→ Task objective:
Every line of the listing below needs to be reproduced exactly.

━━━━━ Data in this exercise

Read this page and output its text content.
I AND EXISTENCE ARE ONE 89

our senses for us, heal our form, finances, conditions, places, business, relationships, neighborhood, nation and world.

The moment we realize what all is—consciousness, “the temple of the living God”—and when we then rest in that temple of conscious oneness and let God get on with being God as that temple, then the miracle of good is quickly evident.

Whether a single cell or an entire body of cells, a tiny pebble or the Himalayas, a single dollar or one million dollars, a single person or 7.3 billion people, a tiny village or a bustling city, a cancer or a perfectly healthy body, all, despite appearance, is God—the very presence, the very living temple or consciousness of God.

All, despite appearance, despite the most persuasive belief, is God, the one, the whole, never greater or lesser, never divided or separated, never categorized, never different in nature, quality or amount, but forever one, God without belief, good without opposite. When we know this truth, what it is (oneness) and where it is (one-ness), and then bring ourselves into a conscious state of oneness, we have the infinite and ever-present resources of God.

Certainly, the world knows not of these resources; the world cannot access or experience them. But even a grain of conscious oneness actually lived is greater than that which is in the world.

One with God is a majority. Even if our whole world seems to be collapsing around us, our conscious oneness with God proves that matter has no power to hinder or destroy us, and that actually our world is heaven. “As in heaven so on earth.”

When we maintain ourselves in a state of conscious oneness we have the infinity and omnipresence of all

━━━━━━━━━━

→ Reply to the task:
Read this page and output its text content.
I AND EXISTENCE ARE ONE 89

our senses for us, heal our form, finances, conditions, places, business, relationships, neighborhood, nation and world.

The moment we realize what all is—consciousness, “the temple of the living God”—and when we then rest in that temple of conscious oneness and let God get on with being God as that temple, then the miracle of good is quickly evident.

Whether a single cell or an entire body of cells, a tiny pebble or the Himalayas, a single dollar or one million dollars, a single person or 7.3 billion people, a tiny village or a bustling city, a cancer or a perfectly healthy body, all, despite appearance, is God—the very presence, the very living temple or consciousness of God.

All, despite appearance, despite the most persuasive belief, is God, the one, the whole, never greater or lesser, never divided or separated, never categorized, never different in nature, quality or amount, but forever one, God without belief, good without opposite. When we know this truth, what it is (oneness) and where it is (one-ness), and then bring ourselves into a conscious state of oneness, we have the infinite and ever-present resources of God.

Certainly, the world knows not of these resources; the world cannot access or experience them. But even a grain of conscious oneness actually lived is greater than that which is in the world.

One with God is a majority. Even if our whole world seems to be collapsing around us, our conscious oneness with God proves that matter has no power to hinder or destroy us, and that actually our world is heaven. “As in heaven so on earth.”

When we maintain ourselves in a state of conscious oneness we have the infinity and omnipresence of all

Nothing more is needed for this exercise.